# Task goal:
In your copy, include every line of the listing below exactly but none of the pictures.

(Collected data entries)
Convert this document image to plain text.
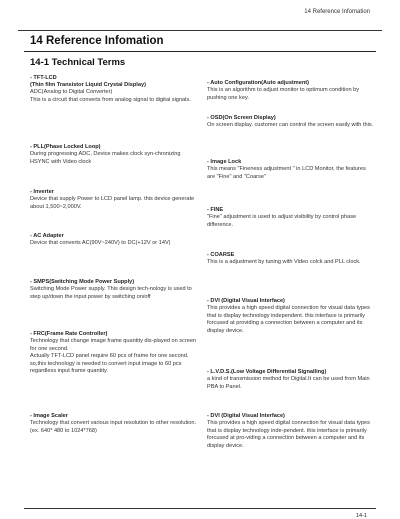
14 Reference Infomation
14 Reference Infomation
14-1 Technical Terms
- TFT-LCD
(Thin film Transistor Liquid Crystal Display)

ADC(Analog to Digital Converter)

This is a circuit that converts from analog signal to digital signals.

- PLL(Phase Locked Loop)

During progressing ADC, Device makes clock syn-chronizing HSYNC with Video clock

- Inverter

Device that supply Power to LCD panel lamp. this device generate about 1,500~2,000V.

- AC Adapter

Device that converts AC(90V~240V) to DC(+12V or 14V)

- SMPS(Switching Mode Power Supply)

Switching Mode Power supply. This design tech-nology is used to step up/down the input power by switching on/off

- FRC(Frame Rate Controller)

Technology that change image frame quantity dis-played on screen for one second.

Actually TFT-LCD panel require 60 pcs of frame for one second.

so,this technology is needed to convert input image to 60 pcs regardless input frame quantity.

- Image Scaler

Technology that convert various input resolution to other resolution.(ex. 640* 480 to 1024*768)

- Auto Configuration(Auto adjustment)

This is an algorithm to adjust monitor to optimum condition by pushing one key.

- OSD(On Screen Display)

On screen display. customer can control the screen easily with this.

- Image Lock

This means "Fineness adjustment " in LCD Monitor, the features are "Fine" and "Coarse"

- FINE

"Fine" adjustment is used to adjust visibility by control phase difference.

- COARSE

This is a adjustment by tuning with Video colck and PLL clock.

- DVI (Digital Visual Interface)

This provides a high speed digital connection for visual data types that is display technology independent. this interface is primarily forcused at providing a connection between a computer and its display device.

- L.V.D.S.(Low Voltage Differential Signalling)

a kind of transmission method for Digital.It can be used from Main PBA to Panel.

- DVI (Digital Visual Interface)

This provides a high speed digital connection for visual data types that is display technology inde-pendent. this interface is primarily forcused at pro-viding a connection between a computer and its display device.

14-1
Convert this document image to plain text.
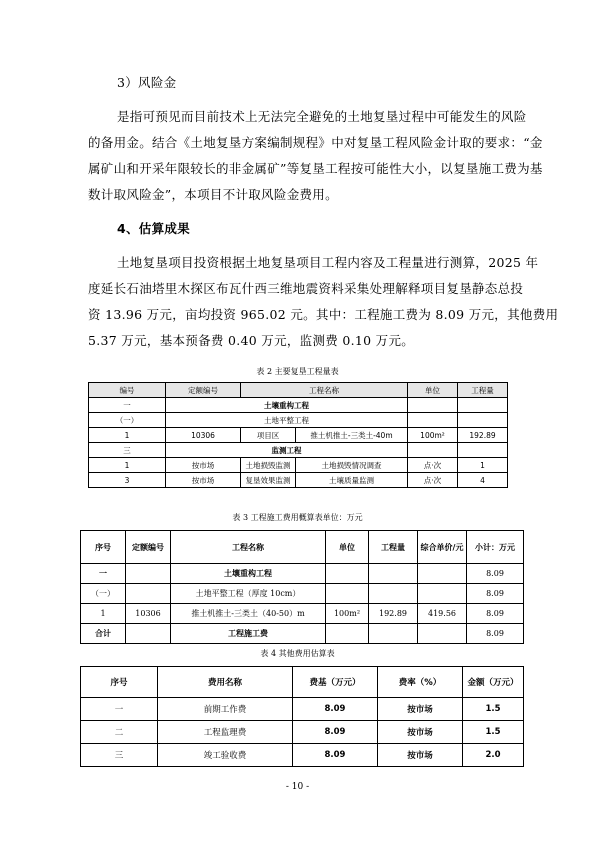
3）风险金
是指可预见而目前技术上无法完全避免的土地复垦过程中可能发生的风险
的备用金。结合《土地复垦方案编制规程》中对复垦工程风险金计取的要求：“金
属矿山和开采年限较长的非金属矿”等复垦工程按可能性大小，以复垦施工费为基
数计取风险金”，本项目不计取风险金费用。
4、估算成果
土地复垦项目投资根据土地复垦项目工程内容及工程量进行测算，2025 年
度延长石油塔里木探区布瓦什西三维地震资料采集处理解释项目复垦静态总投
资 13.96 万元，亩均投资 965.02 元。其中：工程施工费为 8.09 万元，其他费用
5.37 万元，基本预备费 0.40 万元，监测费 0.10 万元。
表 2 主要复垦工程量表
编号	定额编号	工程名称		单位	工程量
一	土壤重构工程				
（一）	土地平整工程				
1	10306	项目区	推土机推土-三类土-40m	100m²	192.89
三	监测工程				
1	按市场	土地损毁监测	土地损毁情况调查	点·次	1
3	按市场	复垦效果监测	土壤质量监测	点·次	4
表 3 工程施工费用概算表单位：万元
序号	定额编号	工程名称	单位	工程量	综合单价/元	小计：万元
一		土壤重构工程				8.09
（一）		土地平整工程（厚度 10cm）				8.09
1	10306	推土机推土-三类土（40-50）m	100m²	192.89	419.56	8.09
合计		工程施工费				8.09
表 4 其他费用估算表
序号	费用名称	费基（万元）	费率（%）	金额（万元）
一	前期工作费	8.09	按市场	1.5
二	工程监理费	8.09	按市场	1.5
三	竣工验收费	8.09	按市场	2.0
- 10 -
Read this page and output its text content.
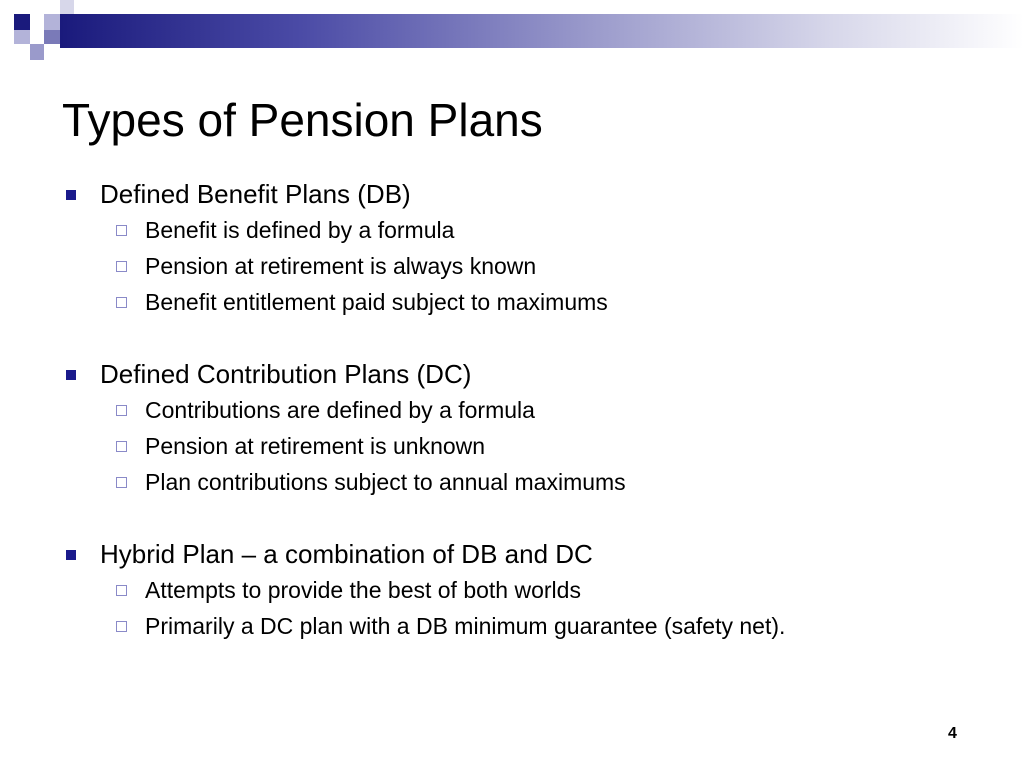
Types of Pension Plans
Defined Benefit Plans (DB)
Benefit is defined by a formula
Pension at retirement is always known
Benefit entitlement paid subject to maximums
Defined Contribution Plans (DC)
Contributions are defined by a formula
Pension at retirement is unknown
Plan contributions subject to annual maximums
Hybrid Plan – a combination of DB and DC
Attempts to provide the best of both worlds
Primarily a DC plan with a DB minimum guarantee (safety net).
4
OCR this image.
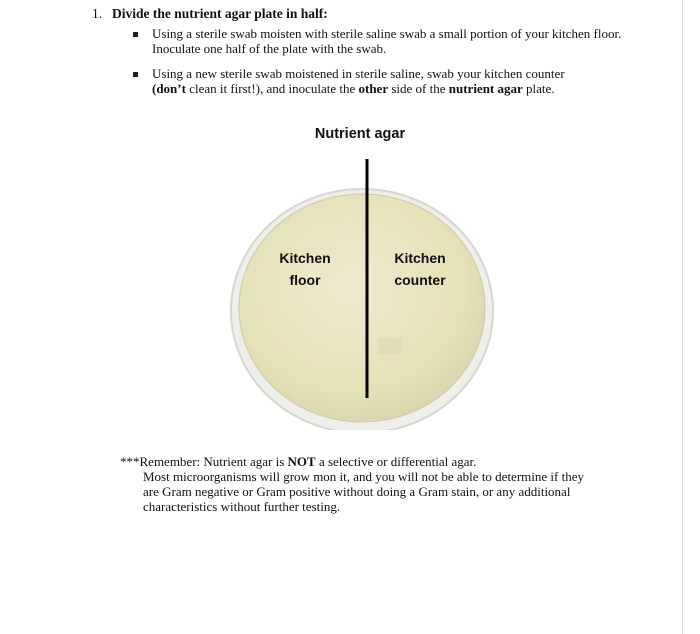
1. Divide the nutrient agar plate in half:
Using a sterile swab moisten with sterile saline swab a small portion of your kitchen floor.
Inoculate one half of the plate with the swab.
Using a new sterile swab moistened in sterile saline, swab your kitchen counter
(don’t clean it first!), and inoculate the other side of the nutrient agar plate.
Nutrient agar
Kitchen
floor
Kitchen
counter
***Remember: Nutrient agar is NOT a selective or differential agar.
Most microorganisms will grow mon it, and you will not be able to determine if they
are Gram negative or Gram positive without doing a Gram stain, or any additional
characteristics without further testing.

# Result for this exercise:
Convert this document image to plain text.
14 Reference Infomation
14 Reference Infomation
14-1 Technical Terms
- TFT-LCD
(Thin film Transistor Liquid Crystal Display)

ADC(Analog to Digital Converter)

This is a circuit that converts from analog signal to digital signals.

- PLL(Phase Locked Loop)

During progressing ADC, Device makes clock syn-chronizing HSYNC with Video clock

- Inverter

Device that supply Power to LCD panel lamp. this device generate about 1,500~2,000V.

- AC Adapter

Device that converts AC(90V~240V) to DC(+12V or 14V)

- SMPS(Switching Mode Power Supply)

Switching Mode Power supply. This design tech-nology is used to step up/down the input power by switching on/off

- FRC(Frame Rate Controller)

Technology that change image frame quantity dis-played on screen for one second.

Actually TFT-LCD panel require 60 pcs of frame for one second.

so,this technology is needed to convert input image to 60 pcs regardless input frame quantity.

- Image Scaler

Technology that convert various input resolution to other resolution.(ex. 640* 480 to 1024*768)

- Auto Configuration(Auto adjustment)

This is an algorithm to adjust monitor to optimum condition by pushing one key.

- OSD(On Screen Display)

On screen display. customer can control the screen easily with this.

- Image Lock

This means "Fineness adjustment " in LCD Monitor, the features are "Fine" and "Coarse"

- FINE

"Fine" adjustment is used to adjust visibility by control phase difference.

- COARSE

This is a adjustment by tuning with Video colck and PLL clock.

- DVI (Digital Visual Interface)

This provides a high speed digital connection for visual data types that is display technology independent. this interface is primarily forcused at providing a connection between a computer and its display device.

- L.V.D.S.(Low Voltage Differential Signalling)

a kind of transmission method for Digital.It can be used from Main PBA to Panel.

- DVI (Digital Visual Interface)

This provides a high speed digital connection for visual data types that is display technology inde-pendent. this interface is primarily forcused at pro-viding a connection between a computer and its display device.

14-1
Convert this document image to plain text.
3）风险金
是指可预见而目前技术上无法完全避免的土地复垦过程中可能发生的风险
的备用金。结合《土地复垦方案编制规程》中对复垦工程风险金计取的要求：“金
属矿山和开采年限较长的非金属矿”等复垦工程按可能性大小，以复垦施工费为基
数计取风险金”，本项目不计取风险金费用。
4、估算成果
土地复垦项目投资根据土地复垦项目工程内容及工程量进行测算，2025 年
度延长石油塔里木探区布瓦什西三维地震资料采集处理解释项目复垦静态总投
资 13.96 万元，亩均投资 965.02 元。其中：工程施工费为 8.09 万元，其他费用
5.37 万元，基本预备费 0.40 万元，监测费 0.10 万元。
表 2 主要复垦工程量表
编号	定额编号	工程名称		单位	工程量
一	土壤重构工程				
（一）	土地平整工程				
1	10306	项目区	推土机推土-三类土-40m	100m²	192.89
三	监测工程				
1	按市场	土地损毁监测	土地损毁情况调查	点·次	1
3	按市场	复垦效果监测	土壤质量监测	点·次	4
表 3 工程施工费用概算表单位：万元
序号	定额编号	工程名称	单位	工程量	综合单价/元	小计：万元
一		土壤重构工程				8.09
（一）		土地平整工程（厚度 10cm）				8.09
1	10306	推土机推土-三类土（40-50）m	100m²	192.89	419.56	8.09
合计		工程施工费				8.09
表 4 其他费用估算表
序号	费用名称	费基（万元）	费率（%）	金额（万元）
一	前期工作费	8.09	按市场	1.5
二	工程监理费	8.09	按市场	1.5
三	竣工验收费	8.09	按市场	2.0
- 10 -
Read this page and output its text content.
Types of Pension Plans
Defined Benefit Plans (DB)
Benefit is defined by a formula
Pension at retirement is always known
Benefit entitlement paid subject to maximums
Defined Contribution Plans (DC)
Contributions are defined by a formula
Pension at retirement is unknown
Plan contributions subject to annual maximums
Hybrid Plan – a combination of DB and DC
Attempts to provide the best of both worlds
Primarily a DC plan with a DB minimum guarantee (safety net).
4
OCR this image.
1. Divide the nutrient agar plate in half:
Using a sterile swab moisten with sterile saline swab a small portion of your kitchen floor.
Inoculate one half of the plate with the swab.
Using a new sterile swab moistened in sterile saline, swab your kitchen counter
(don’t clean it first!), and inoculate the other side of the nutrient agar plate.
Nutrient agar
Kitchen
floor
Kitchen
counter
***Remember: Nutrient agar is NOT a selective or differential agar.
Most microorganisms will grow mon it, and you will not be able to determine if they
are Gram negative or Gram positive without doing a Gram stain, or any additional
characteristics without further testing.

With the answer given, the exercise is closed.